**EXTRAIT DU TEXTE**
####################

Mgr Vetö: «Nous avons besoin du peuple juif pour être nous-mêmes»

Alors que l'Église célèbre le soixantième anniversaire de la déclaration conciliaire Nostra Aetate, entretien avec l'évêque auxiliaire de Reims, spécialiste des relations avec le judaïsme sur l'état du dialogue aujourd’hui, après les horreurs du 7 octobre 2023.

Texte fondateur du dialogue entre l'Église catholique et les traditions non chrétiennes, la déclaration conciliaire Nostra Aetate, promulguée par Paul VI il y a 60 ans, est l'occasion de revisiter les relations avec le peuple juif, qui ont pris un tournant décisif au moment du Concile Vatican II. Alors que de nombreux juifs sont marqués à vif par le traumatisme des attentats du 7 octobre 2023 près de la bande de Gaza et par la montée de l'antisémitisme dans de nombreux pays, entretien avec Mgr Étienne Vetö, évêque-auxiliaire de Reims. Il a dirigé pendant plusieurs années le centre Cardinal Bea de l'Université pontificale Grégorienne de Rome, qui approfondit les liens entre chrétiens et juifs. Il est par ailleurs consulteur au sein de la Commission pour les relations religieuses avec le judaïsme du dicastère pour la Promotion de l’unité des chrétiens. 

Quel a été. à votre avis, l’impact des horreurs du 7 octobre 2023 sur le dialogue entre juifs et chrétiens?

On sait que l'attaque contre Israël le 7 octobre était un pogrom. On sait que c'était terrible et terrifiant. Mais depuis, beaucoup de personnes qui étaient en relations assez proches avec des juifs ont commencé à accuser le peuple juif. Elles ont d'abord accusé Israël, mais plus largement le peuple juif de commettre des atrocités. Il me semble que, pour le moment, les relations entre juifs et chrétiens depuis Nostra Aetate ont été pratiquement comme une plante sous une serre.

####################

[Relevés de mise en page]
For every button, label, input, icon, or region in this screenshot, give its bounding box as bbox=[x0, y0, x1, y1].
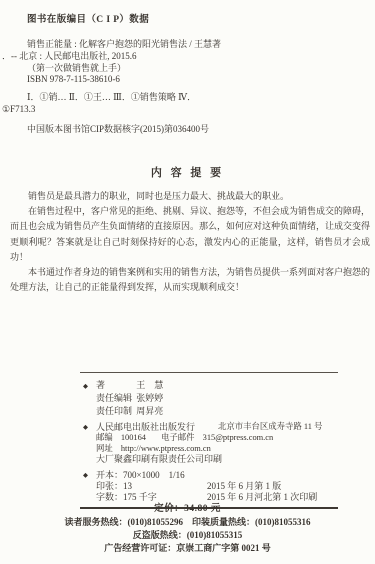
summary-paragraph-1: 销售员是最具潜力的职业，同时也是压力最大、挑战最大的职业。 bbox=[10, 189, 370, 204]
summary-paragraph-2: 在销售过程中，客户常见的拒绝、挑剔、异议、抱怨等，不但会成为销售成交的障碍，而且… bbox=[10, 204, 370, 265]
postcode-value: 100164 bbox=[121, 433, 146, 442]
printer-label: 责任印制 bbox=[96, 405, 134, 418]
cip-classification-line1: Ⅰ．①销… Ⅱ．①王… Ⅲ．①销售策略 Ⅳ． bbox=[27, 92, 196, 104]
cip-classification-line2: ①F713.3 bbox=[2, 104, 196, 116]
cip-series-line: （第一次做销售就上手） bbox=[27, 63, 221, 75]
cip-classification-block: Ⅰ．①销… Ⅱ．①王… Ⅲ．①销售策略 Ⅳ． ①F713.3 bbox=[27, 92, 196, 115]
publisher-row: ◆ 人民邮电出版社出版发行 北京市丰台区成寿寺路 11 号 bbox=[80, 422, 338, 433]
edition-date: 2015 年 6 月第 1 版 bbox=[207, 481, 281, 492]
postcode-label: 邮编 bbox=[96, 433, 113, 442]
cip-data-block: 销售正能量 : 化解客户抱怨的阳光销售法 / 王慧著 ．-- 北京 : 人民邮电… bbox=[27, 39, 221, 86]
editor-name: 张婷婷 bbox=[136, 393, 163, 403]
publisher-group: ◆ 人民邮电出版社出版发行 北京市丰台区成寿寺路 11 号 邮编 100164 … bbox=[80, 422, 338, 465]
cip-record-number-line: 中国版本图书馆CIP数据核字(2015)第036400号 bbox=[27, 122, 209, 135]
editor-label: 责任编辑 bbox=[96, 392, 134, 405]
publisher-name: 人民邮电出版社出版发行 bbox=[96, 422, 218, 433]
format-spec: 开本：700×1000 1/16 bbox=[96, 470, 185, 480]
summary-paragraph-3: 本书通过作者身边的销售案例和实用的销售方法，为销售员提供一系列面对客户抱怨的处理… bbox=[10, 265, 370, 295]
sheets-count: 印张：13 bbox=[96, 481, 207, 492]
email-value: 315@ptpress.com.cn bbox=[203, 433, 274, 442]
website-row: 网址 http://www.ptpress.com.cn bbox=[80, 444, 338, 455]
email-label: 电子邮件 bbox=[161, 433, 195, 442]
format-row: ◆ 开本：700×1000 1/16 bbox=[80, 470, 338, 481]
print-company-name: 大厂聚鑫印刷有限责任公司印刷 bbox=[96, 454, 222, 464]
colophon-block: ◆ 著 王 慧 责任编辑 张婷婷 责任印制 周昇亮 ◆ 人民邮电出版社出版发行 … bbox=[80, 372, 338, 509]
words-row: 字数：175 千字 2015 年 6 月河北第 1 次印刷 bbox=[80, 492, 338, 503]
summary-heading: 内 容 提 要 bbox=[0, 164, 375, 180]
website-label: 网址 bbox=[96, 444, 113, 453]
printer-row: 责任印制 周昇亮 bbox=[80, 405, 338, 418]
print-company-row: 大厂聚鑫印刷有限责任公司印刷 bbox=[80, 454, 338, 465]
website-url: http://www.ptpress.com.cn bbox=[121, 444, 211, 453]
editor-row: 责任编辑 张婷婷 bbox=[80, 392, 338, 405]
format-group: ◆ 开本：700×1000 1/16 印张：13 2015 年 6 月第 1 版… bbox=[80, 470, 338, 502]
reader-hotline-line: 读者服务热线：(010)81055296 印装质量热线：(010)8105531… bbox=[0, 516, 375, 529]
antipiracy-hotline-line: 反盗版热线：(010)81055315 bbox=[0, 529, 375, 542]
sheets-row: 印张：13 2015 年 6 月第 1 版 bbox=[80, 481, 338, 492]
contact-row: 邮编 100164 电子邮件 315@ptpress.com.cn bbox=[80, 433, 338, 444]
cip-title-line: 销售正能量 : 化解客户抱怨的阳光销售法 / 王慧著 bbox=[27, 39, 221, 51]
printer-name: 周昇亮 bbox=[136, 406, 163, 416]
publisher-address: 北京市丰台区成寿寺路 11 号 bbox=[218, 422, 322, 433]
footer-block: 定价：34.80 元 读者服务热线：(010)81055296 印装质量热线：(… bbox=[0, 503, 375, 555]
printing-date: 2015 年 6 月河北第 1 次印刷 bbox=[207, 492, 317, 503]
author-label: 著 bbox=[96, 379, 134, 392]
cip-header-title: 图书在版编目（C I P）数据 bbox=[27, 11, 149, 25]
word-count: 字数：175 千字 bbox=[96, 492, 207, 503]
price-line: 定价：34.80 元 bbox=[0, 503, 375, 516]
book-copyright-page: 图书在版编目（C I P）数据 销售正能量 : 化解客户抱怨的阳光销售法 / 王… bbox=[0, 0, 375, 564]
ad-license-line: 广告经营许可证：京崇工商广字第 0021 号 bbox=[0, 542, 375, 555]
author-name: 王 慧 bbox=[136, 380, 163, 390]
cip-isbn-line: ISBN 978-7-115-38610-6 bbox=[27, 74, 221, 86]
cip-publication-line: ．-- 北京 : 人民邮电出版社, 2015.6 bbox=[2, 51, 221, 63]
author-row: ◆ 著 王 慧 bbox=[80, 379, 338, 392]
summary-paragraphs: 销售员是最具潜力的职业，同时也是压力最大、挑战最大的职业。 在销售过程中，客户常… bbox=[10, 189, 370, 295]
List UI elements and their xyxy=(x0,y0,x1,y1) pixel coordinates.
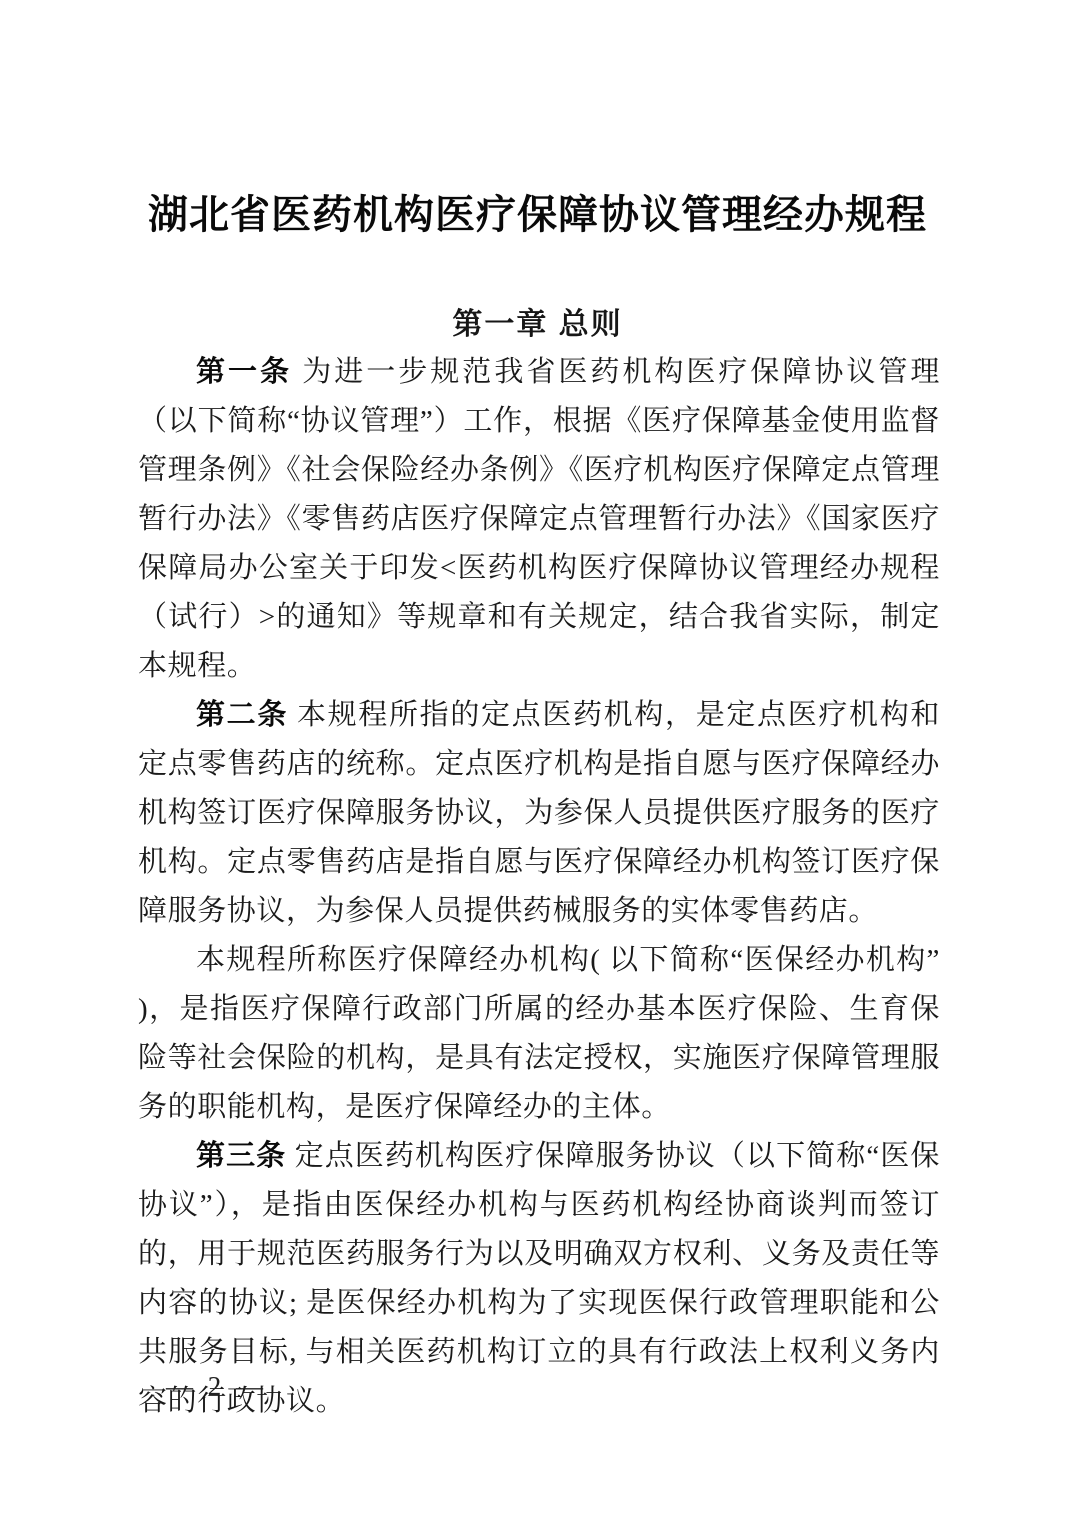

####################

**CONSIGNE**
Extrayez de l'entretien avec Mgr Vetö le passage qui va de « Texte fondateur du » à « l’unité des chrétiens. », sans y apporter la moindre modification.

**RÉPONSE RÉDIGÉE**
Texte fondateur du dialogue entre l'Église catholique et les traditions non chrétiennes, la déclaration conciliaire Nostra Aetate, promulguée par Paul VI il y a 60 ans, est l'occasion de revisiter les relations avec le peuple juif, qui ont pris un tournant décisif au moment du Concile Vatican II. Alors que de nombreux juifs sont marqués à vif par le traumatisme des attentats du 7 octobre 2023 près de la bande de Gaza et par la montée de l'antisémitisme dans de nombreux pays, entretien avec Mgr Étienne Vetö, évêque-auxiliaire de Reims. Il a dirigé pendant plusieurs années le centre Cardinal Bea de l'Université pontificale Grégorienne de Rome, qui approfondit les liens entre chrétiens et juifs. Il est par ailleurs consulteur au sein de la Commission pour les relations religieuses avec le judaïsme du dicastère pour la Promotion de l’unité des chrétiens.